- **DIRECTIVE**
Identify each line below that contains the word "name", and copy it out.
** START MATERIAL FOR THE TASK **
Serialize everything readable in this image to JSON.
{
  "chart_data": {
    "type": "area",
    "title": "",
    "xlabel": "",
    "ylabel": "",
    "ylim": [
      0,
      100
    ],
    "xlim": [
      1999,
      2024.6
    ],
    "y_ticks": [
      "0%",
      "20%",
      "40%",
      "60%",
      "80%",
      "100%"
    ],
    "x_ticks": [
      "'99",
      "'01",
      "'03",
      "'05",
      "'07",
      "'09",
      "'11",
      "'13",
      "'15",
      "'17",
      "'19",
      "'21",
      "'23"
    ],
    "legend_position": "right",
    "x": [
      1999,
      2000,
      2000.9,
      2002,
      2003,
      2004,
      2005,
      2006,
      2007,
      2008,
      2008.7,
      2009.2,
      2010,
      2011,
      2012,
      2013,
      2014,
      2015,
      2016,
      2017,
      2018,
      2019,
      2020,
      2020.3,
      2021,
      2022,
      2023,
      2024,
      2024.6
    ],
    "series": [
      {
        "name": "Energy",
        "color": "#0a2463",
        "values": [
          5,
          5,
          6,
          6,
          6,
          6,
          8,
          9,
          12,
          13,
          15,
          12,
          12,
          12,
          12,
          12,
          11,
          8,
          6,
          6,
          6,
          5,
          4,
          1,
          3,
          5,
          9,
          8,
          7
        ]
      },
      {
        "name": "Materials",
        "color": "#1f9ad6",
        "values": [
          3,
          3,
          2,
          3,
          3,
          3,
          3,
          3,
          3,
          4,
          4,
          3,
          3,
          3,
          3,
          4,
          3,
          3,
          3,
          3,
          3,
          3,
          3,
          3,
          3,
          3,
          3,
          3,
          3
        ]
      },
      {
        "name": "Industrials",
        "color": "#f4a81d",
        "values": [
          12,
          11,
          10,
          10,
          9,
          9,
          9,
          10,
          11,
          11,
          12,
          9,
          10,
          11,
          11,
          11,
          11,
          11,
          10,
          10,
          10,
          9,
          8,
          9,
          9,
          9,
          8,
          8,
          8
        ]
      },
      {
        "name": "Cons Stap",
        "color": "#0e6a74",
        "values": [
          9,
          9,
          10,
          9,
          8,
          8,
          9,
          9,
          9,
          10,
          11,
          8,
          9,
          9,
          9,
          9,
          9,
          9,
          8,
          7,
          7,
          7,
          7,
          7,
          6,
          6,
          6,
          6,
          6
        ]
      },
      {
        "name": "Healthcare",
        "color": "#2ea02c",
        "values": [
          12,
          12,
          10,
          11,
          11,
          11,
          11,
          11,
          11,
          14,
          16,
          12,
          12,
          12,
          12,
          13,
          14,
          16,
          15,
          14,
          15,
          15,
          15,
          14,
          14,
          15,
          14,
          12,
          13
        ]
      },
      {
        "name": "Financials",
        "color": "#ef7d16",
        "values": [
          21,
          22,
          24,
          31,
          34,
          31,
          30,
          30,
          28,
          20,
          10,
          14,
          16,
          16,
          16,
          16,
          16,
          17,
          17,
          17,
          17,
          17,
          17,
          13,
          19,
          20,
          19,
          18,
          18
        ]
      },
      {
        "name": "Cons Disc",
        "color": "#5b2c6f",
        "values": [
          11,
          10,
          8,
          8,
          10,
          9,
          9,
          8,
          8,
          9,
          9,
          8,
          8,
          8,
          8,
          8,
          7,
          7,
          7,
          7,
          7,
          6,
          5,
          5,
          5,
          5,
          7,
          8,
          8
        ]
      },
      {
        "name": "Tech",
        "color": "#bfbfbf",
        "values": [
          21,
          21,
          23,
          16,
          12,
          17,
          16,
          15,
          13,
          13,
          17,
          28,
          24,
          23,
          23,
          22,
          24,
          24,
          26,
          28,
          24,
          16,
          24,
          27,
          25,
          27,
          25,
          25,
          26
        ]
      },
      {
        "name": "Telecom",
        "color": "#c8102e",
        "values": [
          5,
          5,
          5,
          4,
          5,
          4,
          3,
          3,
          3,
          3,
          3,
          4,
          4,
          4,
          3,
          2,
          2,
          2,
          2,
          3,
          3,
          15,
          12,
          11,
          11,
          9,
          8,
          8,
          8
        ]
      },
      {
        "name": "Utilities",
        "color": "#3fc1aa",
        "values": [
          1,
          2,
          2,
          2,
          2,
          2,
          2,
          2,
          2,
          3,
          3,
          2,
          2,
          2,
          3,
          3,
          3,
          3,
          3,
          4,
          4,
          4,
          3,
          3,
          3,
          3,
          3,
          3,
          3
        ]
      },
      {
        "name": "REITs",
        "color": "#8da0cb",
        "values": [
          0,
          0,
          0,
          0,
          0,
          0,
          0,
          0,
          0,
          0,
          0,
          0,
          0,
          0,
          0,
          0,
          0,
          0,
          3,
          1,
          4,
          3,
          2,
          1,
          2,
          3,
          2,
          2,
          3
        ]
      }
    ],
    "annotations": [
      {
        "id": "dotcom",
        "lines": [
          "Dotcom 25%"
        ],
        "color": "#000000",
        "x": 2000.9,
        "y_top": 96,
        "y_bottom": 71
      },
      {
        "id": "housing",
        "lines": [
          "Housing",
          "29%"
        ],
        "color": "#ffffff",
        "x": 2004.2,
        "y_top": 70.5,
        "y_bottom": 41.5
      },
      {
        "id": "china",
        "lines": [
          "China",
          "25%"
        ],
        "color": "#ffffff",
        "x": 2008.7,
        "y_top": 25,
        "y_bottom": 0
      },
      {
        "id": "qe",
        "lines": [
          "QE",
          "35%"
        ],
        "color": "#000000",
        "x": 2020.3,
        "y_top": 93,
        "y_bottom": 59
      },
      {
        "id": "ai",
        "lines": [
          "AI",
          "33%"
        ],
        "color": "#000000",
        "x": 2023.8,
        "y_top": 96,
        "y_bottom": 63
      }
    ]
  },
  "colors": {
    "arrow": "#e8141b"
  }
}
** END MATERIAL FOR THE TASK **
- **THE COMPLETED TASK**
        "name": "Energy",
        "name": "Materials",
        "name": "Industrials",
        "name": "Cons Stap",
        "name": "Healthcare",
        "name": "Financials",
        "name": "Cons Disc",
        "name": "Tech",
        "name": "Telecom",
        "name": "Utilities",
        "name": "REITs",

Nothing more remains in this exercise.